Lino Brocka was a trailblazer. In 1978, his film Insiang was the first Filipino feature to screen at the Cannes Film Festival. In 1986, he was the first Filipino to sit on the festival’s main jury. And in 2018, Manila in the Claws of Light was the first Filipino title given an individual release by the Criterion Collection, a prestigious distribution platform for the best of global film.

Lino Brocka was also a troublemaker. Like the Iranian directors who have in recent years smuggled films out of the country to dodge censors (one film was hidden in a cake, another stolen from government archives), Brocka illegally exported his work to film festivals in the 1980s, thus bypassing official approvals.

At Cannes 1984, he presented This Is My Country (Bayan Ko: Kapit sa Patalim). Wearing a white barong with a map of the Philippines and the word “JUSTICE” emblazoned in red, Brocka criticised the dictatorship of Ferdinand Marcos at the press conference. Back home, his passport was confiscated and the film’s protest scenes and title song, a rousing call for the people to break free, were excised.

After Marcos was toppled and succeeded by Corazon Aquino, Brocka continued to frustrate the censors (and Aquino’s Catholic morality). Macho Dancer, a 1988 film with male strippers gyrating naked and soaping each other up on stage, was secretly flown to festivals in Toronto and London. Later, the Philippines’ censorship board decided that the movie “endanger[ed] the morals of Filipino youth” and pressured the production company Viva Films to pull it from local cinemas after merely four days.

Still from Macho Dancer (1988). Images from Macho Dancer courtesy of Kani Releasing.

But the film found artistic asylum in America. In 1989, the distributor Strand Releasing launched in Los Angeles County. Macho Dancer, its first title, was released to commercial success. A decade later, in 1999, the film’s uncensored analogue print was preserved for posterity when it was acquired by New York’s Museum of Modern Art (MoMA), an institution that considers cinema an art form on a par with painting, printing, or photography, and its theatres as spaces akin to galleries.

On 9 January this year, a 4K restoration of Macho Dancer opened to a full house at MoMA’s film preservation festival To Save and Project. Commissioned by Kani Releasing and Carlotta Films, the new version is based on a Viva Films archival print rather than MoMA’s copy. Since its premiere last November at festivals in Paris and Nantes, the restoration has been reintroducing the film and its indomitable director to global audiences.

Still from Macho Dancer.

The good, the true, the beautiful

 

A master of the social melodrama, Brocka often blended mass entertainment with social realism that foregrounded the oppression of the Filipino people. “For it is the supreme duty of the artist to investigate the truth no matter what forces attempt to hide it, and then to report this truth to the people, to confront them with it,” he once said.

Macho Dancer centres on a gay strip club where dancers sell their bodies to escape poverty and the police conduct regular raids for “fundraising.” “It’s almost Christmas,” a character quips. “The police need to buy gifts too.” As with early films like Dipped in Gold (Tubog sa Ginto; 1971), Brocka sought to portray queer characters in ways that went beyond the usual caricatures.

Beneath its steamy, soapy surface, Macho Dancer exposes the perils and economic realities of sex work. “If people find those scenes unforgivable,” Brocka said in 1989, “then it’s up to them, or to all of us, to do something for the sake of our fellow human beings who are in the flesh trade.” Gil Quito, a curator of Filipino film in New York, tells me that Macho Dancer is “a document of its times,” and that the protagonist’s act of killing a crooked policeman is “a metaphor perhaps of how a nation, trying to survive corruption and exploitation, manages to free itself.”

··········

→ Short exercise 1
List every film title that appears in the article about Lino Brocka.
→ Short exercise 2
Write the next part of the article about Lino Brocka, picking up after its last sentence.
The records have nothing to do with the article about Lino Brocka.

··········

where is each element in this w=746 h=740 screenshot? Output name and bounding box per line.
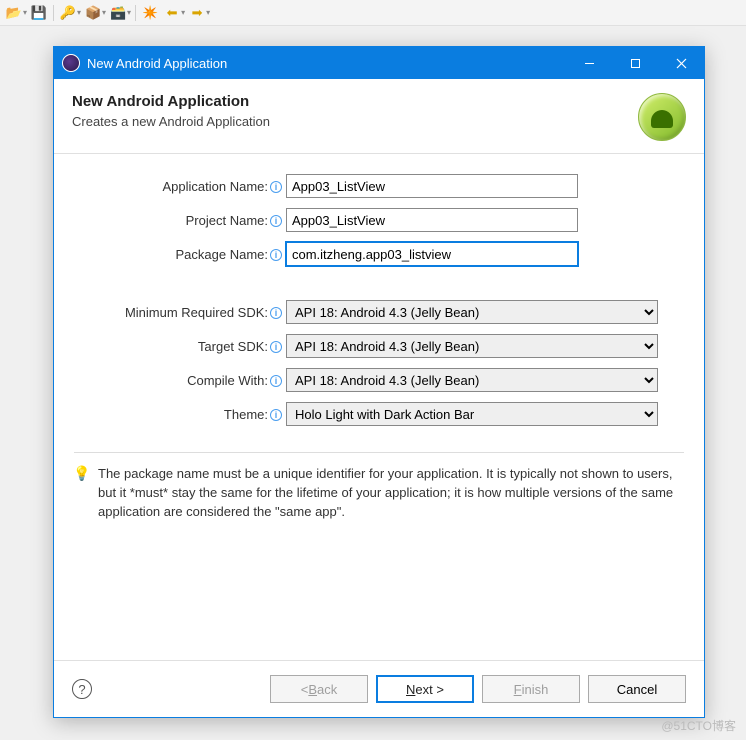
page-subtitle: Creates a new Android Application [72, 114, 638, 129]
titlebar: New Android Application [54, 47, 704, 79]
theme-label: Theme:i [78, 407, 286, 422]
save-icon[interactable]: 💾 [29, 3, 49, 23]
compile-with-label: Compile With:i [78, 373, 286, 388]
open-folder-icon[interactable]: 📂 [4, 3, 24, 23]
info-icon[interactable]: i [270, 341, 282, 353]
watermark: @51CTO博客 [661, 717, 736, 734]
new-android-app-dialog: New Android Application New Android Appl… [53, 46, 705, 718]
close-button[interactable] [658, 47, 704, 79]
package-name-input[interactable] [286, 242, 578, 266]
window-title: New Android Application [87, 56, 566, 71]
info-icon[interactable]: i [270, 409, 282, 421]
page-title: New Android Application [72, 93, 638, 110]
info-icon[interactable]: i [270, 249, 282, 261]
hint-text: The package name must be a unique identi… [98, 465, 684, 522]
star-icon[interactable]: ✴️ [140, 3, 160, 23]
compile-with-select[interactable]: API 18: Android 4.3 (Jelly Bean) [286, 368, 658, 392]
project-name-label: Project Name:i [78, 213, 286, 228]
min-sdk-select[interactable]: API 18: Android 4.3 (Jelly Bean) [286, 300, 658, 324]
theme-select[interactable]: Holo Light with Dark Action Bar [286, 402, 658, 426]
package-name-label: Package Name:i [78, 247, 286, 262]
app-name-label: Application Name:i [78, 179, 286, 194]
info-icon[interactable]: i [270, 181, 282, 193]
help-button[interactable]: ? [72, 679, 92, 699]
finish-button[interactable]: Finish [482, 675, 580, 703]
key-icon[interactable]: 🔑 [58, 3, 78, 23]
info-icon[interactable]: i [270, 215, 282, 227]
lightbulb-icon: 💡 [74, 465, 90, 481]
maximize-button[interactable] [612, 47, 658, 79]
back-button[interactable]: < Back [270, 675, 368, 703]
back-arrow-icon[interactable]: ⬅ [162, 3, 182, 23]
cancel-button[interactable]: Cancel [588, 675, 686, 703]
target-sdk-label: Target SDK:i [78, 339, 286, 354]
ide-toolbar: 📂▾ 💾 🔑▾ 📦▾ 🗃️▾ ✴️ ⬅▾ ➡▾ [0, 0, 746, 26]
forward-arrow-icon[interactable]: ➡ [187, 3, 207, 23]
target-sdk-select[interactable]: API 18: Android 4.3 (Jelly Bean) [286, 334, 658, 358]
min-sdk-label: Minimum Required SDK:i [78, 305, 286, 320]
footer: ? < Back Next > Finish Cancel [54, 660, 704, 717]
minimize-button[interactable] [566, 47, 612, 79]
hint-box: 💡 The package name must be a unique iden… [54, 463, 704, 524]
divider [74, 452, 684, 453]
info-icon[interactable]: i [270, 307, 282, 319]
project-name-input[interactable] [286, 208, 578, 232]
wizard-header: New Android Application Creates a new An… [54, 79, 704, 154]
application-name-input[interactable] [286, 174, 578, 198]
package-down-icon[interactable]: 📦 [83, 3, 103, 23]
info-icon[interactable]: i [270, 375, 282, 387]
form-area: Application Name:i Project Name:i Packag… [54, 154, 704, 442]
next-button[interactable]: Next > [376, 675, 474, 703]
eclipse-icon [62, 54, 80, 72]
android-icon [638, 93, 686, 141]
box-icon[interactable]: 🗃️ [108, 3, 128, 23]
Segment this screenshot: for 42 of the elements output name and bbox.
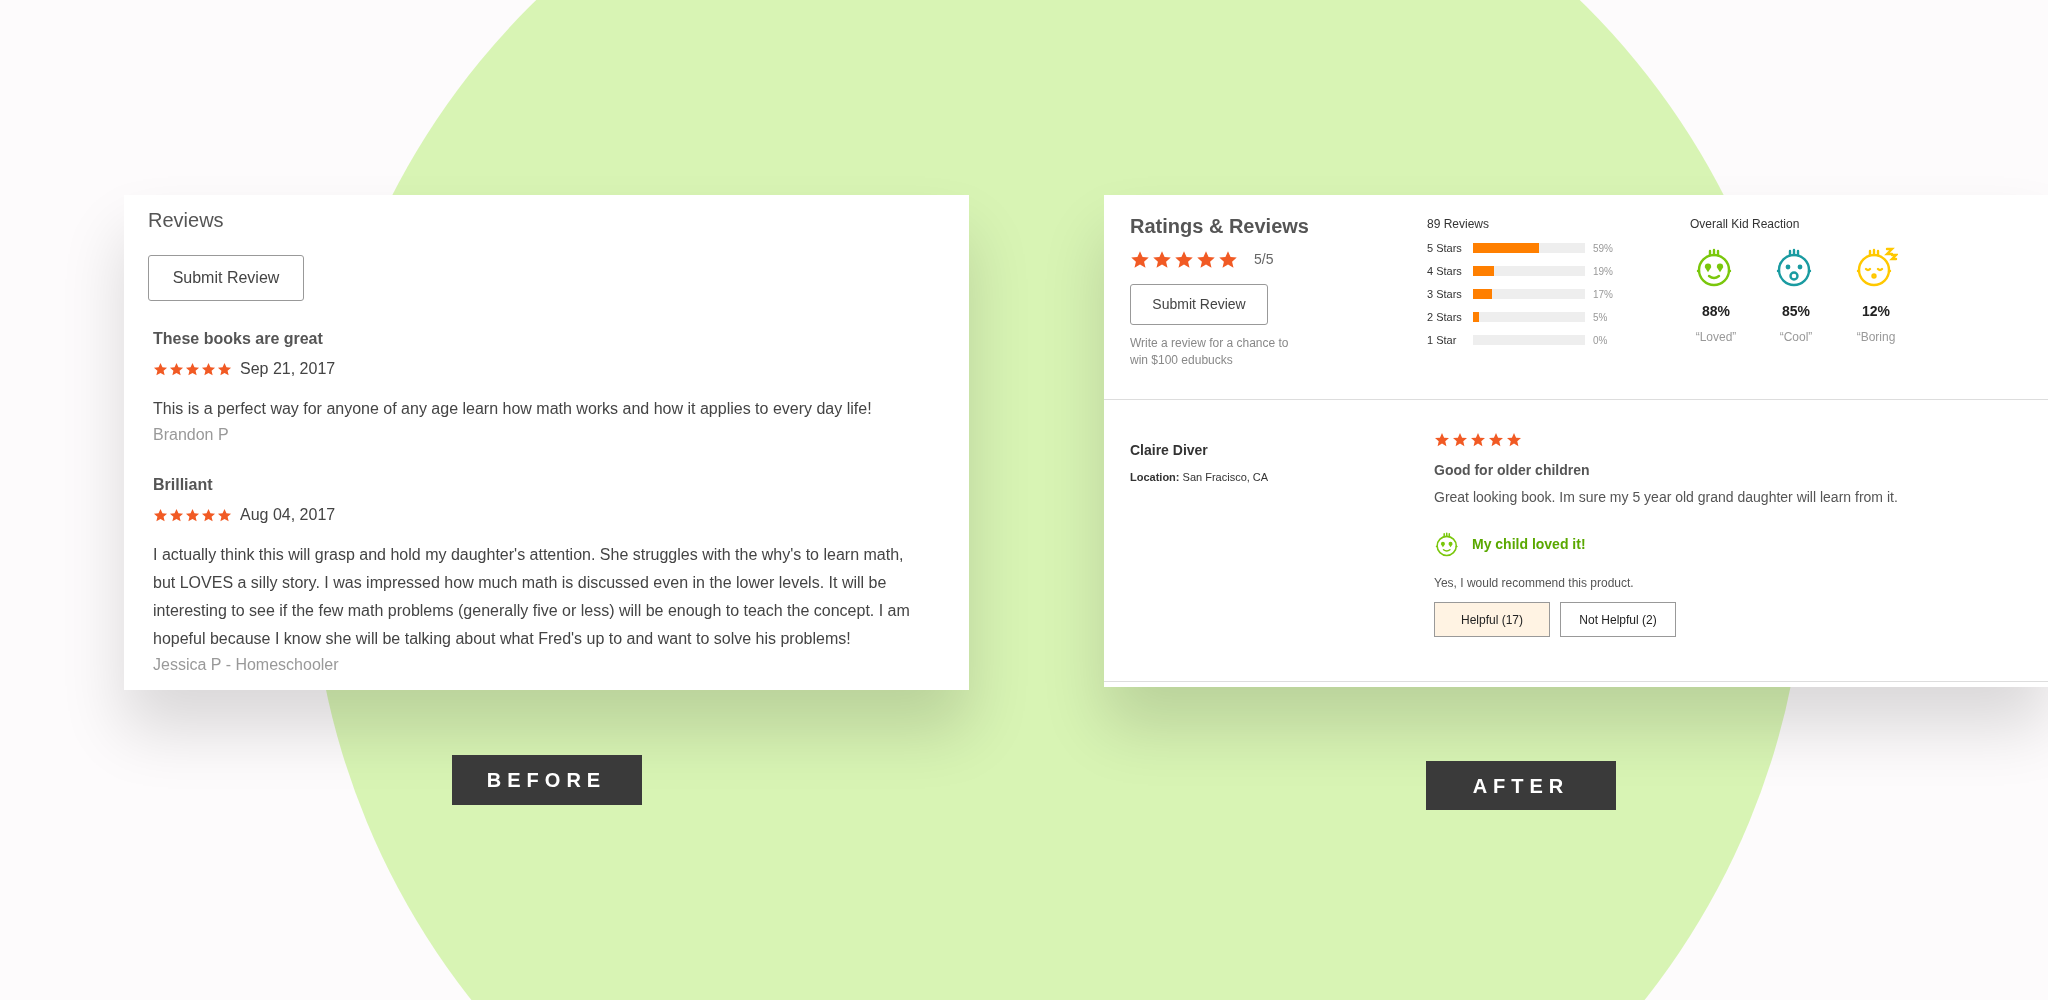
section-title: Reviews <box>148 208 225 233</box>
rating-percent: 19% <box>1593 264 1613 279</box>
rating-label: 2 Stars <box>1427 309 1463 325</box>
reviews-count: 89 Reviews <box>1427 216 1491 233</box>
review-title: Brilliant <box>153 475 214 495</box>
helpful-button[interactable]: Helpful (17) <box>1434 602 1550 637</box>
rating-percent: 0% <box>1593 333 1608 348</box>
submit-note: Write a review for a chance to win $100 edubucks <box>1130 335 1290 369</box>
rating-label: 3 Stars <box>1427 286 1463 302</box>
review-author: Brandon P <box>153 425 230 445</box>
rating-label: 4 Stars <box>1427 263 1463 279</box>
reaction-title: Overall Kid Reaction <box>1690 216 1801 233</box>
reaction-label: “Boring <box>1856 329 1896 346</box>
reviewer-name: Claire Diver <box>1130 441 1209 460</box>
reaction-percent: 85% <box>1782 302 1810 321</box>
review-author: Jessica P - Homeschooler <box>153 655 340 675</box>
recommend-text: Yes, I would recommend this product. <box>1434 575 1635 592</box>
review-text: Great looking book. Im sure my 5 year old grand daughter will learn from it. <box>1434 488 1898 507</box>
reaction-label: “Cool” <box>1779 329 1813 346</box>
rating-label: 1 Star <box>1427 332 1458 348</box>
review-text: This is a perfect way for anyone of any age learn how math works and how it applies to every day life! <box>153 399 873 419</box>
submit-review-button[interactable]: Submit Review <box>148 255 304 301</box>
review-date: Aug 04, 2017 <box>240 505 336 525</box>
rating-score: 5/5 <box>1254 250 1274 269</box>
submit-review-button[interactable]: Submit Review <box>1130 284 1268 325</box>
review-title: Good for older children <box>1434 461 1591 480</box>
reaction-label: “Loved” <box>1695 329 1737 346</box>
after-label: AFTER <box>1426 761 1616 810</box>
reaction-text: My child loved it! <box>1472 534 1586 554</box>
rating-percent: 17% <box>1593 287 1613 302</box>
review-title: These books are great <box>153 329 324 349</box>
not-helpful-button[interactable]: Not Helpful (2) <box>1560 602 1676 637</box>
reaction-percent: 88% <box>1702 302 1730 321</box>
rating-percent: 5% <box>1593 310 1608 325</box>
section-title: Ratings & Reviews <box>1130 214 1310 239</box>
review-date: Sep 21, 2017 <box>240 359 336 379</box>
reaction-percent: 12% <box>1862 302 1890 321</box>
before-label: BEFORE <box>451 755 642 805</box>
review-text: I actually think this will grasp and hold my daughter's attention. She struggles with the why's to learn math, but LOVES a silly story. I was impressed how much math is discussed even in the lower levels. It will be interesting to see if the few math problems (generally five or less) will be enough to teach the concept. I am hopeful because I know she will be talking about what Fred's up to and want to solve his problems! <box>153 545 911 649</box>
rating-label: 5 Stars <box>1427 240 1463 256</box>
rating-percent: 59% <box>1593 241 1613 256</box>
reviewer-location: Location: San Fracisco, CA <box>1130 470 1270 485</box>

··········

→ Task output 1
Insiang
Manila in the Claws of Light
This Is My Country (Bayan Ko: Kapit sa Patalim)
Macho Dancer
Dipped in Gold (Tubog sa Ginto)

→ Task output 2
Still from Macho Dancer.

A vocal activist who constantly clashed with the government, Brocka founded the cultural organisation Concerned Artists of the Philippines, shot movies in Manila’s slums even after doing so was outlawed, and was jailed for participating in a jeepney driver’s strike (then released following an international uproar).

His work, he was told, was too realistic and disturbing. “It’s meant to be,” he said in Christian Blackwood’s 1987 documentary film Signed: Lino Brocka. The first lady Imelda Marcos summoned him and enjoined him to make films about “the good, the true, and the beautiful.” “How can you depict the true, the good, and the beautiful,” he reflected, “when around you was poverty and around you was exploitation and corruption?”

Brocka never forgave the Marcoses for the billions of dollars they plundered and the millions of people they rained violence and suffering upon. When they were overthrown by the People Power Revolution in 1986, the United States provided them — along with their gems, gold bars, and 300 crates of jewellery — safe passage to Hawaii for a continued life of luxury. “The Filipinos were too kind,” Brocka said in Blackwood’s film. “They should have been killed.” Though he had never handled firearms and was squeamish about blood, he would have gladly volunteered to be in the firing squad.

Room for expression

 

“Political perspectives and forms of activism that are restricted in one place can find audiences and room for expression elsewhere,” Ruba Katrib, chief curator at the art space MoMA PS1, tells me.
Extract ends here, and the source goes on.